Copy the stretch of the listing from its first line through the line containing "status-left: 11:32 AM", both ends included, character for character.

[Excerpt from a dataset]
----
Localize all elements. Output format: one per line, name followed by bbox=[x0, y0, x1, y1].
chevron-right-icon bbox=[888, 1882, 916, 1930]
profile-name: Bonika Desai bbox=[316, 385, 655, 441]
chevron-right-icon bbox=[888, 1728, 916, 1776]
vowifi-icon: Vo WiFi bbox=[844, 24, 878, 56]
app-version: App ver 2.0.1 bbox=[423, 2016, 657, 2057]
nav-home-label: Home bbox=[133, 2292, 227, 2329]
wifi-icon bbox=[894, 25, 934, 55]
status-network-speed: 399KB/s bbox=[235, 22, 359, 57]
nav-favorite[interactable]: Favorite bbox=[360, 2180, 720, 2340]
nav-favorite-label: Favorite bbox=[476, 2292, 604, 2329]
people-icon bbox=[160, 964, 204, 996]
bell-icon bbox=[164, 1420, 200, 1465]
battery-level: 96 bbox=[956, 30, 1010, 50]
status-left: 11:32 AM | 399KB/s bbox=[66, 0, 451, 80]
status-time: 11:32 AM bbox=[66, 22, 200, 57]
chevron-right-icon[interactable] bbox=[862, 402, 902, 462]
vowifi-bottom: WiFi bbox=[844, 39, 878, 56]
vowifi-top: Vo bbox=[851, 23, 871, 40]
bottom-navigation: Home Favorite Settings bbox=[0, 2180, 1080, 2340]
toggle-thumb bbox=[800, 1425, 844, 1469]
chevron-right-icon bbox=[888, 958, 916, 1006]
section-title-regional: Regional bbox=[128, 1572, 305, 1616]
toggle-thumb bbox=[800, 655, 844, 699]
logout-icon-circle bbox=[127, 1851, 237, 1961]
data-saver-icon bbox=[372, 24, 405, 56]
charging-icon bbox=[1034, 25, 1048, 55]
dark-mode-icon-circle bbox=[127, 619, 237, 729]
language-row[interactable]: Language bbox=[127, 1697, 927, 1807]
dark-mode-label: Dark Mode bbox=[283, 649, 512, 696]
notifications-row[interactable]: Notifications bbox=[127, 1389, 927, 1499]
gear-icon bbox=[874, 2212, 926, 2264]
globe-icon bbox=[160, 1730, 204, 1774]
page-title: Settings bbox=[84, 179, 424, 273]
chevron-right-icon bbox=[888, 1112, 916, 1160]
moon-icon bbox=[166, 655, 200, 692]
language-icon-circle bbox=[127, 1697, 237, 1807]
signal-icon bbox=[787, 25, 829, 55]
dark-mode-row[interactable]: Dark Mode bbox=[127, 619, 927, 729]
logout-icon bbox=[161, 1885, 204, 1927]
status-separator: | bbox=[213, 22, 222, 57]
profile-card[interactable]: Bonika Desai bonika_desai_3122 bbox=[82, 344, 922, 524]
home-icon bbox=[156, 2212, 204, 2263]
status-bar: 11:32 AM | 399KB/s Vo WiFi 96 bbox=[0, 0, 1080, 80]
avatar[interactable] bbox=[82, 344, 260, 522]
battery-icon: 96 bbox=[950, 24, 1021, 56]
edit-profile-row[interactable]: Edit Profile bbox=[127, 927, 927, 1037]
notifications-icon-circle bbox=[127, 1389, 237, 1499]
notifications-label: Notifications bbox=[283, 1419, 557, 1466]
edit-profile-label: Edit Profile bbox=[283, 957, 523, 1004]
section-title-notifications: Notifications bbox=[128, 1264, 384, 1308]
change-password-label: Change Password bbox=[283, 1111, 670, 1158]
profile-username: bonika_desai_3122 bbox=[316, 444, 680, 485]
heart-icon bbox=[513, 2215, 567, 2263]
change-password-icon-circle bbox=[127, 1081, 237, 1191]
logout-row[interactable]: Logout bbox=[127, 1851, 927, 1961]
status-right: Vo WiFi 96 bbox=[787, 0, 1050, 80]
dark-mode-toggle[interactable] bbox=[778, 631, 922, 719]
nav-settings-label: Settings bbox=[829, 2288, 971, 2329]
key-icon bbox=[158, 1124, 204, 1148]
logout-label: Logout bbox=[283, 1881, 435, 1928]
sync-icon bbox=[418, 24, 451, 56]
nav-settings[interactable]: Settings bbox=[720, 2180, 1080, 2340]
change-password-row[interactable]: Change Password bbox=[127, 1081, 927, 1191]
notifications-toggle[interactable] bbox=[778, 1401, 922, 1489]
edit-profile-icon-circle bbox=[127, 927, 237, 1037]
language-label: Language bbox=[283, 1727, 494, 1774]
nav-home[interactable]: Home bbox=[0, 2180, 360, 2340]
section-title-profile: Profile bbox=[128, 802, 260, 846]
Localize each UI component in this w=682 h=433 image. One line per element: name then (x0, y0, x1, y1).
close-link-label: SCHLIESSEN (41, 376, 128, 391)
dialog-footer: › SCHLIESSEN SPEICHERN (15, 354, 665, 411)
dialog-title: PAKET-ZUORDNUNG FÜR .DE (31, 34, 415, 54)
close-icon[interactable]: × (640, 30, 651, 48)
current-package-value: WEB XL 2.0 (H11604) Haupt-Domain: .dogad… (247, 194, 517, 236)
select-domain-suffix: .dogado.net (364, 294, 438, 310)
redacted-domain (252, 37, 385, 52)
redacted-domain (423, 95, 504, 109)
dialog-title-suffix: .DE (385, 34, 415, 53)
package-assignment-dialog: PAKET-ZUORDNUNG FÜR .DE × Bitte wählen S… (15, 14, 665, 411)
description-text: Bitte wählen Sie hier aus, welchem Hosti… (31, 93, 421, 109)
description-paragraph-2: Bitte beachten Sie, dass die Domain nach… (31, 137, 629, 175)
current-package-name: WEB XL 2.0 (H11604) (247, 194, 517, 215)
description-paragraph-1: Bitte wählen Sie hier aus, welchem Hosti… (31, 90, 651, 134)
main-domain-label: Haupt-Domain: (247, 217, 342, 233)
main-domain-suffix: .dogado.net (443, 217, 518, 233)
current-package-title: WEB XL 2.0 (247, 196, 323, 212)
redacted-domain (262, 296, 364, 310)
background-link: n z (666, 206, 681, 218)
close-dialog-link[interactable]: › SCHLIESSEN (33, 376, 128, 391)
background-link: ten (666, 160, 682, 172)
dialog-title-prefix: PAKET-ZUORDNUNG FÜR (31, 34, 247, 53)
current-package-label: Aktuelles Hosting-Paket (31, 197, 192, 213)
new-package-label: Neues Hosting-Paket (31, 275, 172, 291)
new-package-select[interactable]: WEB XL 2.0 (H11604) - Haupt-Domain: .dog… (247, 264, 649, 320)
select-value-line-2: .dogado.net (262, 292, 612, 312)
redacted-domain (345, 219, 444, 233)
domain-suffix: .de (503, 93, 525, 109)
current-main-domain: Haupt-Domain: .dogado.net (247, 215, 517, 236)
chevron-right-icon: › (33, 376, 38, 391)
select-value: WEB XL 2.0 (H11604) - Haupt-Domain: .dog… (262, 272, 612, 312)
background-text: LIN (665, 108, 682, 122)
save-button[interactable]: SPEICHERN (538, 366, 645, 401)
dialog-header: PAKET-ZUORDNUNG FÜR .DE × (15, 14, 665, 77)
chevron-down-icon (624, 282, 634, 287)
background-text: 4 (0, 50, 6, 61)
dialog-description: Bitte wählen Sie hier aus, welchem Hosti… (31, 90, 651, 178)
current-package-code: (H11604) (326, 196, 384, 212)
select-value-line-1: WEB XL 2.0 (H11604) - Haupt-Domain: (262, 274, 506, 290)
----
_EXERCISE OUTPUT:_
Localize all elements. Output format: one per line, name followed by bbox=[x0, y0, x1, y1].
chevron-right-icon bbox=[888, 1882, 916, 1930]
profile-name: Bonika Desai bbox=[316, 385, 655, 441]
chevron-right-icon bbox=[888, 1728, 916, 1776]
vowifi-icon: Vo WiFi bbox=[844, 24, 878, 56]
app-version: App ver 2.0.1 bbox=[423, 2016, 657, 2057]
nav-home-label: Home bbox=[133, 2292, 227, 2329]
wifi-icon bbox=[894, 25, 934, 55]
status-network-speed: 399KB/s bbox=[235, 22, 359, 57]
nav-favorite[interactable]: Favorite bbox=[360, 2180, 720, 2340]
nav-favorite-label: Favorite bbox=[476, 2292, 604, 2329]
people-icon bbox=[160, 964, 204, 996]
bell-icon bbox=[164, 1420, 200, 1465]
battery-level: 96 bbox=[956, 30, 1010, 50]
status-left: 11:32 AM | 399KB/s bbox=[66, 0, 451, 80]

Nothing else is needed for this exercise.